-- START --

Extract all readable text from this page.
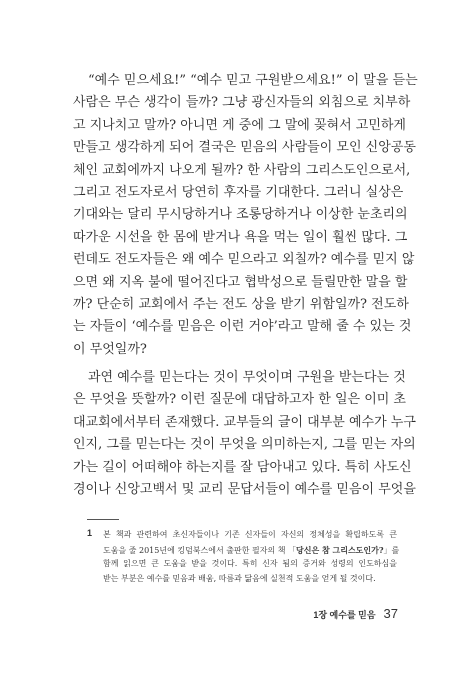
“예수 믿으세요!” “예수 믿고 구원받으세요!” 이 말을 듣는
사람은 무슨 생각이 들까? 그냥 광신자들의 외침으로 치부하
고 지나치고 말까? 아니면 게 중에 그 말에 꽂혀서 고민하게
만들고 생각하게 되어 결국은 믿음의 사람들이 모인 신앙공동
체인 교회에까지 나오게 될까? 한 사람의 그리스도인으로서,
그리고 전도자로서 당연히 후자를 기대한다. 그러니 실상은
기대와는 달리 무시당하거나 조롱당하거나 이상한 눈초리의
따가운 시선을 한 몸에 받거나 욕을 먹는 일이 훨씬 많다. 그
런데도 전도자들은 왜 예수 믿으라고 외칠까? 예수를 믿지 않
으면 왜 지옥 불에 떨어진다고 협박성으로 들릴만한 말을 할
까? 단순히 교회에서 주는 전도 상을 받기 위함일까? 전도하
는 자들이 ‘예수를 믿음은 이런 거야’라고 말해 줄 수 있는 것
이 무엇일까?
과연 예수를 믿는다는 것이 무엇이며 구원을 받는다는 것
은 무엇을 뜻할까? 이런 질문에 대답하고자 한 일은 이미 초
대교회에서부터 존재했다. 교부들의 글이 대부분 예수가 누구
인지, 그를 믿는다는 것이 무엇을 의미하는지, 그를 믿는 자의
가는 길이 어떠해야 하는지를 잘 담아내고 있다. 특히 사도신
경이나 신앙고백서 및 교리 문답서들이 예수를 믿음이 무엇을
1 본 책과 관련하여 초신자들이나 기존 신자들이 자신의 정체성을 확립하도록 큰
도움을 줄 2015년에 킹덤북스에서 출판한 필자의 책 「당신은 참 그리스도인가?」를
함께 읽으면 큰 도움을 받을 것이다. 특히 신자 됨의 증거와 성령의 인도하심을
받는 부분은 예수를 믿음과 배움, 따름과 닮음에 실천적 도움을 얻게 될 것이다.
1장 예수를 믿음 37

-- END --
-- START --

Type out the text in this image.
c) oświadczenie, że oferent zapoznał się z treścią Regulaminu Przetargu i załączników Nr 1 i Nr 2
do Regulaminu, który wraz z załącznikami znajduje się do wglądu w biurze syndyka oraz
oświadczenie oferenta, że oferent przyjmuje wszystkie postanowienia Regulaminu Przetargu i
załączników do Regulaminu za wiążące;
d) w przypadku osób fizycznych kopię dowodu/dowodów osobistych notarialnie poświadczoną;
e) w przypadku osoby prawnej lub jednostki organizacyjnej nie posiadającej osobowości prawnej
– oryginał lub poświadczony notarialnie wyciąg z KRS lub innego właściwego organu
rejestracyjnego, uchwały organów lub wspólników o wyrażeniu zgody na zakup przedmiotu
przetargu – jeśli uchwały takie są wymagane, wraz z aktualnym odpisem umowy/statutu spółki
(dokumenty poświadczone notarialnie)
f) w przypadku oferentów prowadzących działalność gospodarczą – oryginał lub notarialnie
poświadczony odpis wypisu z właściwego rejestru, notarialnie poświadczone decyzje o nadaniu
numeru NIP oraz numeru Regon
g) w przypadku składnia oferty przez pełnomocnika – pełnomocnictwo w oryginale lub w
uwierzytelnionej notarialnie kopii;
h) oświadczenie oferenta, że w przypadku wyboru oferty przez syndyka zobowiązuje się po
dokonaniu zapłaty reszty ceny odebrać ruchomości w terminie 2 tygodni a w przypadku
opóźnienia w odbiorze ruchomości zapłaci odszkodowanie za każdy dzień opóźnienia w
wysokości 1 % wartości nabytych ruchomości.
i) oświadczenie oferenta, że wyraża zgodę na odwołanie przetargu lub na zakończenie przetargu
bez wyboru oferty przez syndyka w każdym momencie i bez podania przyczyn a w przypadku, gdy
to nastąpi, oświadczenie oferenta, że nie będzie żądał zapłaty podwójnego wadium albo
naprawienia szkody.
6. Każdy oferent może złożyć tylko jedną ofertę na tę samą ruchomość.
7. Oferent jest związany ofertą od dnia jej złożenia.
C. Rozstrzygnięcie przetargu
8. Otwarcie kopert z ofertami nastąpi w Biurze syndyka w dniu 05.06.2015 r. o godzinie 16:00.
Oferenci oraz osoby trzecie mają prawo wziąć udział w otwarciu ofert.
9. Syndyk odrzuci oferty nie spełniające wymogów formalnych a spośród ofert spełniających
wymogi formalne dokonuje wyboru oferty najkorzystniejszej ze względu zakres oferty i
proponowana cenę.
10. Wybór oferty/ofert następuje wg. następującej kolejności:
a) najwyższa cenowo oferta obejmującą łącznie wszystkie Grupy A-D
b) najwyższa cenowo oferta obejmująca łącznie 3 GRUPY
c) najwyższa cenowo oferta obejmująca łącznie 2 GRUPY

-- END --
-- START --

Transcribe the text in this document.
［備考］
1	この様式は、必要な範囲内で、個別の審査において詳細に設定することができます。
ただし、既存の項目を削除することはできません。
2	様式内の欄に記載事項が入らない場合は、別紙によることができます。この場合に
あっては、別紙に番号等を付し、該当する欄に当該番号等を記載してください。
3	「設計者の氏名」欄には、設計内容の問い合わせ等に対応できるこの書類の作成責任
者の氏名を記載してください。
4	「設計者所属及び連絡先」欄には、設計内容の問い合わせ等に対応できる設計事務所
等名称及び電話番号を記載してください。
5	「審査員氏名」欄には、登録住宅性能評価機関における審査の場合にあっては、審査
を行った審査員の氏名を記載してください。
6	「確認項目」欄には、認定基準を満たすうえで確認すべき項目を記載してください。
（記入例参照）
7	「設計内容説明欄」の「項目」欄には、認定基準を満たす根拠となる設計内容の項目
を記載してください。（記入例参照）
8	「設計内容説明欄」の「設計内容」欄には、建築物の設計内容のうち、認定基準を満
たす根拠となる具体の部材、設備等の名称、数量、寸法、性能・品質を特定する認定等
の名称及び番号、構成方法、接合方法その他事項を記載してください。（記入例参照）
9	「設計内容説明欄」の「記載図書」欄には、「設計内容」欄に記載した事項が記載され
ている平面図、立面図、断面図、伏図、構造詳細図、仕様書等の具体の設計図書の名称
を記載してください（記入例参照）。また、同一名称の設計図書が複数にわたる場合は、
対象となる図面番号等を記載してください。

-- END --

_TASK PROMPT_
In the listing, find all lines with the string "przypadku" and copy them.

_RESULT FOR THIS TASK_
d) w przypadku osób fizycznych kopię dowodu/dowodów osobistych notarialnie poświadczoną;
e) w przypadku osoby prawnej lub jednostki organizacyjnej nie posiadającej osobowości prawnej
f) w przypadku oferentów prowadzących działalność gospodarczą – oryginał lub notarialnie
g) w przypadku składnia oferty przez pełnomocnika – pełnomocnictwo w oryginale lub w
h) oświadczenie oferenta, że w przypadku wyboru oferty przez syndyka zobowiązuje się po
dokonaniu zapłaty reszty ceny odebrać ruchomości w terminie 2 tygodni a w przypadku
bez wyboru oferty przez syndyka w każdym momencie i bez podania przyczyn a w przypadku, gdy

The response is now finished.